■ **Aim of the exercise**
Go through the entries below and print each one exactly, leaving out pictures.

-- Begin Records to use --

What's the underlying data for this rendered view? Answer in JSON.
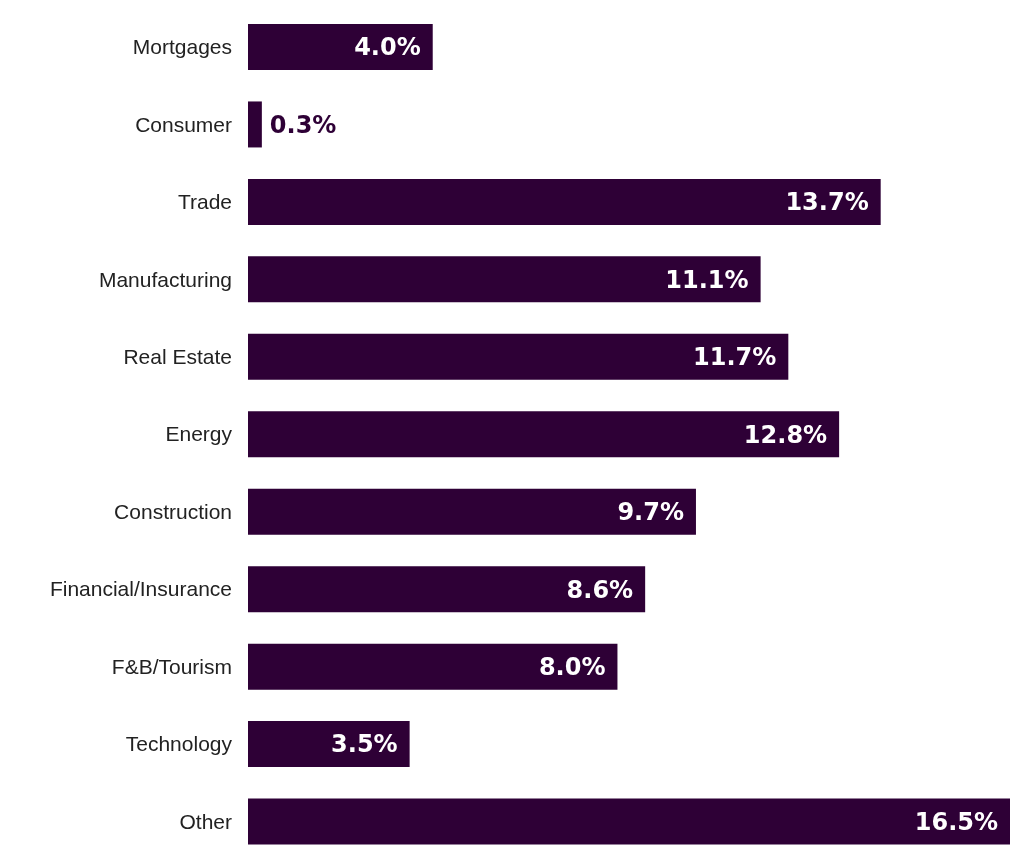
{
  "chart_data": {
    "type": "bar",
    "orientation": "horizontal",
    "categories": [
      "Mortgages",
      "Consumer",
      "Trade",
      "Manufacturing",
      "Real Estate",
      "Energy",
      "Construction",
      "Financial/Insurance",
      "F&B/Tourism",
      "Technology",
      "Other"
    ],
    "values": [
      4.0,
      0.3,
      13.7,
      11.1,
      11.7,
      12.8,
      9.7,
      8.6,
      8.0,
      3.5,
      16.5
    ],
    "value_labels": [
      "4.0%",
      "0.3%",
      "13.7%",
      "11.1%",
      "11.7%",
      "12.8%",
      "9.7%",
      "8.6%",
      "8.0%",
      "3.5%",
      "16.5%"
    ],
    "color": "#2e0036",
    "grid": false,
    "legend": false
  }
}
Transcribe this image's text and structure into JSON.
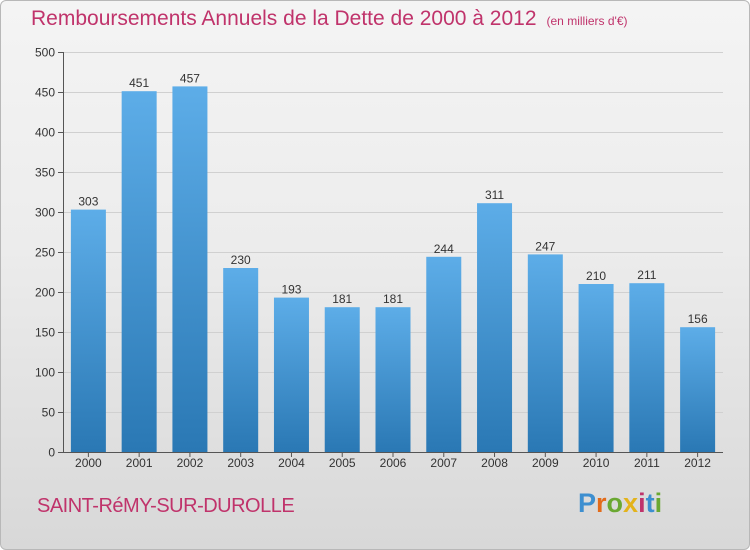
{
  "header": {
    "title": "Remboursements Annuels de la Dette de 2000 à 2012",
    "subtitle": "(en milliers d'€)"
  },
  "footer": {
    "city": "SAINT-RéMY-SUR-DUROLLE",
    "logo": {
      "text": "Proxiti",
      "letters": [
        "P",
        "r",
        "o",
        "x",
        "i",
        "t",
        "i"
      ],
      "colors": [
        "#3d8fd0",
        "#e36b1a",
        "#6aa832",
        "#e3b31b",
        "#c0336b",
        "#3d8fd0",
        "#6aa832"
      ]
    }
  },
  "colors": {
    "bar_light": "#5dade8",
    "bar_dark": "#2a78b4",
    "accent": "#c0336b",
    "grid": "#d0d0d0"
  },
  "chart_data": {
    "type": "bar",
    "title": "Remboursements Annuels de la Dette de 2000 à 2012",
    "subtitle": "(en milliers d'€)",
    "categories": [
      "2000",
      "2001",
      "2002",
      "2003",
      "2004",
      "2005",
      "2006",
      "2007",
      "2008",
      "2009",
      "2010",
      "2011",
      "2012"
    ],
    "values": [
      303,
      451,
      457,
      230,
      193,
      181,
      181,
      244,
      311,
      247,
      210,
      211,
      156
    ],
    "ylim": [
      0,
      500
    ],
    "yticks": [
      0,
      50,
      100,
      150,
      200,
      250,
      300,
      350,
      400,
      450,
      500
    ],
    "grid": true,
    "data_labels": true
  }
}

-- End Records to use --

■ **Output**
What's the underlying data for this rendered view? Answer in JSON.
{
  "chart_data": {
    "type": "bar",
    "orientation": "horizontal",
    "categories": [
      "Mortgages",
      "Consumer",
      "Trade",
      "Manufacturing",
      "Real Estate",
      "Energy",
      "Construction",
      "Financial/Insurance",
      "F&B/Tourism",
      "Technology",
      "Other"
    ],
    "values": [
      4.0,
      0.3,
      13.7,
      11.1,
      11.7,
      12.8,
      9.7,
      8.6,
      8.0,
      3.5,
      16.5
    ],
    "value_labels": [
      "4.0%",
      "0.3%",
      "13.7%",
      "11.1%",
      "11.7%",
      "12.8%",
      "9.7%",
      "8.6%",
      "8.0%",
      "3.5%",
      "16.5%"
    ],
    "color": "#2e0036",
    "grid": false,
    "legend": false
  }
}
Transcribe this image's text and structure into JSON.
{
  "header": {
    "title": "Remboursements Annuels de la Dette de 2000 à 2012",
    "subtitle": "(en milliers d'€)"
  },
  "footer": {
    "city": "SAINT-RéMY-SUR-DUROLLE",
    "logo": {
      "text": "Proxiti",
      "letters": [
        "P",
        "r",
        "o",
        "x",
        "i",
        "t",
        "i"
      ],
      "colors": [
        "#3d8fd0",
        "#e36b1a",
        "#6aa832",
        "#e3b31b",
        "#c0336b",
        "#3d8fd0",
        "#6aa832"
      ]
    }
  },
  "colors": {
    "bar_light": "#5dade8",
    "bar_dark": "#2a78b4",
    "accent": "#c0336b",
    "grid": "#d0d0d0"
  },
  "chart_data": {
    "type": "bar",
    "title": "Remboursements Annuels de la Dette de 2000 à 2012",
    "subtitle": "(en milliers d'€)",
    "categories": [
      "2000",
      "2001",
      "2002",
      "2003",
      "2004",
      "2005",
      "2006",
      "2007",
      "2008",
      "2009",
      "2010",
      "2011",
      "2012"
    ],
    "values": [
      303,
      451,
      457,
      230,
      193,
      181,
      181,
      244,
      311,
      247,
      210,
      211,
      156
    ],
    "ylim": [
      0,
      500
    ],
    "yticks": [
      0,
      50,
      100,
      150,
      200,
      250,
      300,
      350,
      400,
      450,
      500
    ],
    "grid": true,
    "data_labels": true
  }
}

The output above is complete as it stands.